** start of Data supplied **

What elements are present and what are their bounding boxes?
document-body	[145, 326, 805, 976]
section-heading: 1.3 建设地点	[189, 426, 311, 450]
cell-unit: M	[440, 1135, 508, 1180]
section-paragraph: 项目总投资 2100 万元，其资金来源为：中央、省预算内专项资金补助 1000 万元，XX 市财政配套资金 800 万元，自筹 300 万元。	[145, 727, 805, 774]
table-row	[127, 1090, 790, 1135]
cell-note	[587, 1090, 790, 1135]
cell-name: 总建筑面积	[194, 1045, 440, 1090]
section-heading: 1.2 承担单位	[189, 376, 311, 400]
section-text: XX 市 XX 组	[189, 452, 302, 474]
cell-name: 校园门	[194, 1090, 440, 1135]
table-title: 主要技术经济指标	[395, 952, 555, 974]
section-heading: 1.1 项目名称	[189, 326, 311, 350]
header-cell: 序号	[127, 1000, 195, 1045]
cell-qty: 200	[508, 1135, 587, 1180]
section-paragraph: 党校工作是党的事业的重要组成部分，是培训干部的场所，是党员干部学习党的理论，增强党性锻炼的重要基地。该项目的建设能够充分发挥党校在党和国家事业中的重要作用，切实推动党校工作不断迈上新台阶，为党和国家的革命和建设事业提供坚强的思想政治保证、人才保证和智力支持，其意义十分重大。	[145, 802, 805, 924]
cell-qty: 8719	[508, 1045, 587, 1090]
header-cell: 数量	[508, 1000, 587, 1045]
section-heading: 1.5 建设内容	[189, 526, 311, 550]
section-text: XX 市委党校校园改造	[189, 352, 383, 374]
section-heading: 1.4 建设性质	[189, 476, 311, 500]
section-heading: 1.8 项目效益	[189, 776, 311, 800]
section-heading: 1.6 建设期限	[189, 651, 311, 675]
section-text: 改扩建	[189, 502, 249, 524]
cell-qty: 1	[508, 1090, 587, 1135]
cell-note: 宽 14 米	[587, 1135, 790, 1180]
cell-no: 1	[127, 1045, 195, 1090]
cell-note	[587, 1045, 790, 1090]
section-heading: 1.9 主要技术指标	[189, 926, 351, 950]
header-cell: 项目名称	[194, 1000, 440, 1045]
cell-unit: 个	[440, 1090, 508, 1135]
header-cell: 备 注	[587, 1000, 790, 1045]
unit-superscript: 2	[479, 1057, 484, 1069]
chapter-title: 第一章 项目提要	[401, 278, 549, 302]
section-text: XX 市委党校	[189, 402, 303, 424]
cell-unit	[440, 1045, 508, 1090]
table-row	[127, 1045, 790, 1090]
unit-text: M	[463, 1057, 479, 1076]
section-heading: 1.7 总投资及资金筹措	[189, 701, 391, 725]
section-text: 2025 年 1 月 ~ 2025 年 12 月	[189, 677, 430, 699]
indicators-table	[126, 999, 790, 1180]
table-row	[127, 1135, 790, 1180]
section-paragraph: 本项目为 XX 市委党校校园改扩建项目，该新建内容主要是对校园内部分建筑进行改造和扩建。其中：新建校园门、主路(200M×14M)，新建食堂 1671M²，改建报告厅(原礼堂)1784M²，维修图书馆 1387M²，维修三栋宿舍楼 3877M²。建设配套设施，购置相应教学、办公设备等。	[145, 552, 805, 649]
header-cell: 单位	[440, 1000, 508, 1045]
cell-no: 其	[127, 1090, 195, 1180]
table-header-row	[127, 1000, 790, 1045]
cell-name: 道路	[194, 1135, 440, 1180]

** end of Data supplied **

▶ [Stated problem]: Reproduce the entries above in full, substituting "section-title" for every occurrence of "section-heading" and leaving all other text unchanged.

▶ [Exercise answer]:
What elements are present and what are their bounding boxes?
document-body	[145, 326, 805, 976]
section-title: 1.3 建设地点	[189, 426, 311, 450]
cell-unit: M	[440, 1135, 508, 1180]
section-paragraph: 项目总投资 2100 万元，其资金来源为：中央、省预算内专项资金补助 1000 万元，XX 市财政配套资金 800 万元，自筹 300 万元。	[145, 727, 805, 774]
table-row	[127, 1090, 790, 1135]
cell-note	[587, 1090, 790, 1135]
cell-name: 总建筑面积	[194, 1045, 440, 1090]
section-title: 1.2 承担单位	[189, 376, 311, 400]
section-text: XX 市 XX 组	[189, 452, 302, 474]
cell-name: 校园门	[194, 1090, 440, 1135]
table-title: 主要技术经济指标	[395, 952, 555, 974]
section-title: 1.1 项目名称	[189, 326, 311, 350]
header-cell: 序号	[127, 1000, 195, 1045]
cell-qty: 200	[508, 1135, 587, 1180]
section-paragraph: 党校工作是党的事业的重要组成部分，是培训干部的场所，是党员干部学习党的理论，增强党性锻炼的重要基地。该项目的建设能够充分发挥党校在党和国家事业中的重要作用，切实推动党校工作不断迈上新台阶，为党和国家的革命和建设事业提供坚强的思想政治保证、人才保证和智力支持，其意义十分重大。	[145, 802, 805, 924]
cell-qty: 8719	[508, 1045, 587, 1090]
header-cell: 数量	[508, 1000, 587, 1045]
section-title: 1.5 建设内容	[189, 526, 311, 550]
section-text: XX 市委党校校园改造	[189, 352, 383, 374]
section-title: 1.4 建设性质	[189, 476, 311, 500]
section-title: 1.8 项目效益	[189, 776, 311, 800]
section-title: 1.6 建设期限	[189, 651, 311, 675]
section-text: 改扩建	[189, 502, 249, 524]
cell-qty: 1	[508, 1090, 587, 1135]
cell-note: 宽 14 米	[587, 1135, 790, 1180]
cell-no: 1	[127, 1045, 195, 1090]
cell-note	[587, 1045, 790, 1090]
section-title: 1.9 主要技术指标	[189, 926, 351, 950]
header-cell: 项目名称	[194, 1000, 440, 1045]
cell-unit: 个	[440, 1090, 508, 1135]
header-cell: 备 注	[587, 1000, 790, 1045]
unit-superscript: 2	[479, 1057, 484, 1069]
chapter-title: 第一章 项目提要	[401, 278, 549, 302]
section-text: XX 市委党校	[189, 402, 303, 424]
cell-unit	[440, 1045, 508, 1090]
table-row	[127, 1045, 790, 1090]
unit-text: M	[463, 1057, 479, 1076]
section-title: 1.7 总投资及资金筹措	[189, 701, 391, 725]
section-text: 2025 年 1 月 ~ 2025 年 12 月	[189, 677, 430, 699]
indicators-table	[126, 999, 790, 1180]
table-row	[127, 1135, 790, 1180]
section-paragraph: 本项目为 XX 市委党校校园改扩建项目，该新建内容主要是对校园内部分建筑进行改造和扩建。其中：新建校园门、主路(200M×14M)，新建食堂 1671M²，改建报告厅(原礼堂)1784M²，维修图书馆 1387M²，维修三栋宿舍楼 3877M²。建设配套设施，购置相应教学、办公设备等。	[145, 552, 805, 649]
header-cell: 单位	[440, 1000, 508, 1045]
cell-no: 其	[127, 1090, 195, 1180]
table-header-row	[127, 1000, 790, 1045]
cell-name: 道路	[194, 1135, 440, 1180]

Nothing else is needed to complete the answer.